*What is needed*. Can you render the listing as a numbered list, starting at its first line and ending at the line containing "heatmap-cell — [297, 289, 305, 297]", with blank lines left out?

(Element box listing)
▼
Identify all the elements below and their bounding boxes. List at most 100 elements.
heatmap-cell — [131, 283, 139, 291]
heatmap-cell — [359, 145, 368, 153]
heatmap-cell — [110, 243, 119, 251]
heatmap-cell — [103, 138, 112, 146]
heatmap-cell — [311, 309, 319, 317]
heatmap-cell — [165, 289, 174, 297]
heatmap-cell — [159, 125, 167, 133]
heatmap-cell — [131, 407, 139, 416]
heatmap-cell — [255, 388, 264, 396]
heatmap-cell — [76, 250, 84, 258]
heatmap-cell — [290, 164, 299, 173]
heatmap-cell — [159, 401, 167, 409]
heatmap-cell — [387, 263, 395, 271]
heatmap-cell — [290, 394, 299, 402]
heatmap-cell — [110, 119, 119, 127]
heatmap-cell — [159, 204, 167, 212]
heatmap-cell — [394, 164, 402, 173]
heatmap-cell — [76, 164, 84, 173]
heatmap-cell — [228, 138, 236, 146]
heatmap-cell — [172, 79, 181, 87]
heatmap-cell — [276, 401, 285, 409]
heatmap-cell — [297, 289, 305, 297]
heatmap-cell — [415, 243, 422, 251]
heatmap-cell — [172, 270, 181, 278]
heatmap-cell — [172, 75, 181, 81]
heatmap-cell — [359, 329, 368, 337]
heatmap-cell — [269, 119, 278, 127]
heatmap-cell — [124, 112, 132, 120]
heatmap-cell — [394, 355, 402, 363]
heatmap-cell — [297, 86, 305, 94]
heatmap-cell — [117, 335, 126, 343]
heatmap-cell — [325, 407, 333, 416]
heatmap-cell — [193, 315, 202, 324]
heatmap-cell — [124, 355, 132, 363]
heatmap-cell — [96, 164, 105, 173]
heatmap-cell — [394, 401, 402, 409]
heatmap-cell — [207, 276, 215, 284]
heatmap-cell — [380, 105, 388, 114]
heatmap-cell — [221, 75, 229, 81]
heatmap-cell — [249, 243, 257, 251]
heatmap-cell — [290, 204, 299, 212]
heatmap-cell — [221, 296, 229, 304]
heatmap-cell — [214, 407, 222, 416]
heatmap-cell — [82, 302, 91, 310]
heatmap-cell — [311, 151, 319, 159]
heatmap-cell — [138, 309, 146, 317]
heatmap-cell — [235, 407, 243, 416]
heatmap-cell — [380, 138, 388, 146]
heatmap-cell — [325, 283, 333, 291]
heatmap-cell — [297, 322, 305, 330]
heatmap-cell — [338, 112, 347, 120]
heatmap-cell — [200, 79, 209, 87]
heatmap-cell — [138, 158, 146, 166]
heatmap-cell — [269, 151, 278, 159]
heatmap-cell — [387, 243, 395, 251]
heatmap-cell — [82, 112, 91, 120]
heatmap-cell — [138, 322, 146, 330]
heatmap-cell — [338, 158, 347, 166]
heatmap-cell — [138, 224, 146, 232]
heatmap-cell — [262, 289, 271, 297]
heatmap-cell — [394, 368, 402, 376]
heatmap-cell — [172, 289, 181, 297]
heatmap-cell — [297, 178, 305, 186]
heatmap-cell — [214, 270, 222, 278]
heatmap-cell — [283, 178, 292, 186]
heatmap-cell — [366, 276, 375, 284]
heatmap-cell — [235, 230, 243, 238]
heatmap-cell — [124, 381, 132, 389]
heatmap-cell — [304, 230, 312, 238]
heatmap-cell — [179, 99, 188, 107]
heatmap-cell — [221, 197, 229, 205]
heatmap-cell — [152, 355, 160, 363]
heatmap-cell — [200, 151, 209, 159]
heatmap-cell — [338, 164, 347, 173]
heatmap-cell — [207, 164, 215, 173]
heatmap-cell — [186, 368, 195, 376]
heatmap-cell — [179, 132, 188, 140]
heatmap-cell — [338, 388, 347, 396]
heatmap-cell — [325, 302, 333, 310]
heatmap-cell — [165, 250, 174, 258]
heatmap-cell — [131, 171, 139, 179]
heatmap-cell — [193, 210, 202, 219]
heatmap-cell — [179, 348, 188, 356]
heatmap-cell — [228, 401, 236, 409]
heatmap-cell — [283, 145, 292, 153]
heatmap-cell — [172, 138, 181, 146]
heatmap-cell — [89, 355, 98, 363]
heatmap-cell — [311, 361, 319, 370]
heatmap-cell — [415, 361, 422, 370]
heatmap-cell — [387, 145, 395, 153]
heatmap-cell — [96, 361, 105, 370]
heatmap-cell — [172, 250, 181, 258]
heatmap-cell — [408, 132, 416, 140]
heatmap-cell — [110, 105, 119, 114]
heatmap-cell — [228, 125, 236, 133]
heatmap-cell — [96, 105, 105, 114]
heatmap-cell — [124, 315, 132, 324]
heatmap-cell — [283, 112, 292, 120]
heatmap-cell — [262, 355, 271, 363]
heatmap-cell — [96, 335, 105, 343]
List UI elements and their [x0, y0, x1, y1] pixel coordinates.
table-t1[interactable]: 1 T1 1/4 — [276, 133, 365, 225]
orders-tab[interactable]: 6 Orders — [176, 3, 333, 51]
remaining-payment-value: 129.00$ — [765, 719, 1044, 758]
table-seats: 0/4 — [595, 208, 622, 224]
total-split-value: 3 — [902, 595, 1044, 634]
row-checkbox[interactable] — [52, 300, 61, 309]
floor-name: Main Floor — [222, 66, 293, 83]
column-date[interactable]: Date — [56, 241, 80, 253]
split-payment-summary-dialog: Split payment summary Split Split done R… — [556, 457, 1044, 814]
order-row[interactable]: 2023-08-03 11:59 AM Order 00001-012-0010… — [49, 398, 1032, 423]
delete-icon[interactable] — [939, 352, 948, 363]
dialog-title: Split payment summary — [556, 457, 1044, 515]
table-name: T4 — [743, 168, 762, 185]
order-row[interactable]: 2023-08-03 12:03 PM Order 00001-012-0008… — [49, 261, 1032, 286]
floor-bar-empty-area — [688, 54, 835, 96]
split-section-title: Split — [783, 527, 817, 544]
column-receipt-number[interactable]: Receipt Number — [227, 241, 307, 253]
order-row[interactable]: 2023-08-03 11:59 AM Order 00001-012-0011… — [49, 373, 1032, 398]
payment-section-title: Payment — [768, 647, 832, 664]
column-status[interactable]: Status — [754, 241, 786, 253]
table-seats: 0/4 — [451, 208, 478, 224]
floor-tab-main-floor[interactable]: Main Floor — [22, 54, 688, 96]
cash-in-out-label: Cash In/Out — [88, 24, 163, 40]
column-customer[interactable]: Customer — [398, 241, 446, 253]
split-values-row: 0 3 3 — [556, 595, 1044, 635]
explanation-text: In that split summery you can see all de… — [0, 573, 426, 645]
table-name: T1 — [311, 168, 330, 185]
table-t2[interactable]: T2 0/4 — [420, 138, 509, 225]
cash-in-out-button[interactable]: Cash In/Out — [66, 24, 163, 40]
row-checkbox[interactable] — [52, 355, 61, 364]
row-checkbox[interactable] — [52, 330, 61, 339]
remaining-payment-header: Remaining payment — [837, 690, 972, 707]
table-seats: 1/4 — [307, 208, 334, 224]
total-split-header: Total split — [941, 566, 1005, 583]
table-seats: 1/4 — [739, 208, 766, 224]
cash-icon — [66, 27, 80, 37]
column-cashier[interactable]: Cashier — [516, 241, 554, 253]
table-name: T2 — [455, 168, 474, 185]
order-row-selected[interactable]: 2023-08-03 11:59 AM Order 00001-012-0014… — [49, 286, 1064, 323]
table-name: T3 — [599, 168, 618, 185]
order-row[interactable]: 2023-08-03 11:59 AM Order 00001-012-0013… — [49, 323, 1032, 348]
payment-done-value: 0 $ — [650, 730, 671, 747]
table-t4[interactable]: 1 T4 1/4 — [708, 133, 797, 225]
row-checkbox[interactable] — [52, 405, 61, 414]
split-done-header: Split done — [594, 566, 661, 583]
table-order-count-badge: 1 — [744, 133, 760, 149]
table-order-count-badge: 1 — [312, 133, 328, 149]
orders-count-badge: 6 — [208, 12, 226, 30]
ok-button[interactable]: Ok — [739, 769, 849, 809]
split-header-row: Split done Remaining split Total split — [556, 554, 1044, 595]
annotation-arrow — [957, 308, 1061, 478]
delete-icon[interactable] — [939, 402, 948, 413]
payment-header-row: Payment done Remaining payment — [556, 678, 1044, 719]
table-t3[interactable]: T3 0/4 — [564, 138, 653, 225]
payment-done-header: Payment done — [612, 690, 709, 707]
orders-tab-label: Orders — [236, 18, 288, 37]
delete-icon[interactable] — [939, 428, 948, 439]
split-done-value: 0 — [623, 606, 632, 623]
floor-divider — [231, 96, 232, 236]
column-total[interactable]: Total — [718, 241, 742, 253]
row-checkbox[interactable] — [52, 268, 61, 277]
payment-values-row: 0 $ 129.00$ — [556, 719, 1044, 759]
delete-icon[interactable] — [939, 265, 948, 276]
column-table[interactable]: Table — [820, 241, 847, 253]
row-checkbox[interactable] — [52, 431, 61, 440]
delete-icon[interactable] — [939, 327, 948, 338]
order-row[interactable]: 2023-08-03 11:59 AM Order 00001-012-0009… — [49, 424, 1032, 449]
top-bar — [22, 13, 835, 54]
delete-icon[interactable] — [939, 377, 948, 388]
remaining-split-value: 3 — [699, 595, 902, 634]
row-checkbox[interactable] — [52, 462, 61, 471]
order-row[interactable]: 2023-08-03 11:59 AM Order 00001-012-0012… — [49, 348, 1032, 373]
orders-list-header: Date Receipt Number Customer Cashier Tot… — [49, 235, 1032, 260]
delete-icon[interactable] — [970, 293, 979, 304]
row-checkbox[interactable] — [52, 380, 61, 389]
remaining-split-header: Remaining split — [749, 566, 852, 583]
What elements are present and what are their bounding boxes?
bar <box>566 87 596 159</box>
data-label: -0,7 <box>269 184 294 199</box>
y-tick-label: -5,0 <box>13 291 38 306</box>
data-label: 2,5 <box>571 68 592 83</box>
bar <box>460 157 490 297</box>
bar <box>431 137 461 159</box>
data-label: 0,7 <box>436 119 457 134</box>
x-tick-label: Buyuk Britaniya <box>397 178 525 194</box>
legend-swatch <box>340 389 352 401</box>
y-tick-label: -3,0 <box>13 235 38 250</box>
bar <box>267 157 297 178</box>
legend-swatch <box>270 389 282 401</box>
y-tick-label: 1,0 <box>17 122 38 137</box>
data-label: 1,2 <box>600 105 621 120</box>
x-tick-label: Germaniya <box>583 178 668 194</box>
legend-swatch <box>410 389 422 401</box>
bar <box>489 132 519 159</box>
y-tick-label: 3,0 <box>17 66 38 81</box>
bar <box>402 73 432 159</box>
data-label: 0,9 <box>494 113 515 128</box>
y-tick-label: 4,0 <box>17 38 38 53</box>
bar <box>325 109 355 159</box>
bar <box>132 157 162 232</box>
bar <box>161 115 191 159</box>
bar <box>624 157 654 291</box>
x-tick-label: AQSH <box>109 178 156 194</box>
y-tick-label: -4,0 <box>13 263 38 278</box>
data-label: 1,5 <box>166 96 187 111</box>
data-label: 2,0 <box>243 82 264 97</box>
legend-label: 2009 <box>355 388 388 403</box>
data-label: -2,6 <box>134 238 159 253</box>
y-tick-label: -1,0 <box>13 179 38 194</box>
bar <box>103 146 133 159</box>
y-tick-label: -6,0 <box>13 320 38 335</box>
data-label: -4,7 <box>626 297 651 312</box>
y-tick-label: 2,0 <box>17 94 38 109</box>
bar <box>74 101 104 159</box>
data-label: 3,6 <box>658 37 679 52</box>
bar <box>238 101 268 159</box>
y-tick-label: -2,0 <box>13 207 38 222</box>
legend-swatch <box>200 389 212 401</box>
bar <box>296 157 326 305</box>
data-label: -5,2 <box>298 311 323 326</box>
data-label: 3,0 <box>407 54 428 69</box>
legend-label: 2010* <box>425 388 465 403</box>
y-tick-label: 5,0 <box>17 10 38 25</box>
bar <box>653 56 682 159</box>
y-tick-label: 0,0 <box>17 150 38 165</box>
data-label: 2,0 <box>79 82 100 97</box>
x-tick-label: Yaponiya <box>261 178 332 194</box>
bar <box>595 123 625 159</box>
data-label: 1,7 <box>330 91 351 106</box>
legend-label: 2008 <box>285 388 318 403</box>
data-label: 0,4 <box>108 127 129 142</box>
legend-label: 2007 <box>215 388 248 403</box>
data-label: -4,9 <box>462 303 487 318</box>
▲
*Written response*.
1. Identify all the elements below and their bounding boxes. List at most 100 elements.
2. heatmap-cell — [131, 283, 139, 291]
3. heatmap-cell — [359, 145, 368, 153]
4. heatmap-cell — [110, 243, 119, 251]
5. heatmap-cell — [103, 138, 112, 146]
6. heatmap-cell — [311, 309, 319, 317]
7. heatmap-cell — [165, 289, 174, 297]
8. heatmap-cell — [159, 125, 167, 133]
9. heatmap-cell — [131, 407, 139, 416]
10. heatmap-cell — [255, 388, 264, 396]
11. heatmap-cell — [76, 250, 84, 258]
12. heatmap-cell — [290, 164, 299, 173]
13. heatmap-cell — [159, 401, 167, 409]
14. heatmap-cell — [387, 263, 395, 271]
15. heatmap-cell — [290, 394, 299, 402]
16. heatmap-cell — [110, 119, 119, 127]
17. heatmap-cell — [159, 204, 167, 212]
18. heatmap-cell — [394, 164, 402, 173]
19. heatmap-cell — [76, 164, 84, 173]
20. heatmap-cell — [228, 138, 236, 146]
21. heatmap-cell — [172, 79, 181, 87]
22. heatmap-cell — [276, 401, 285, 409]
23. heatmap-cell — [297, 289, 305, 297]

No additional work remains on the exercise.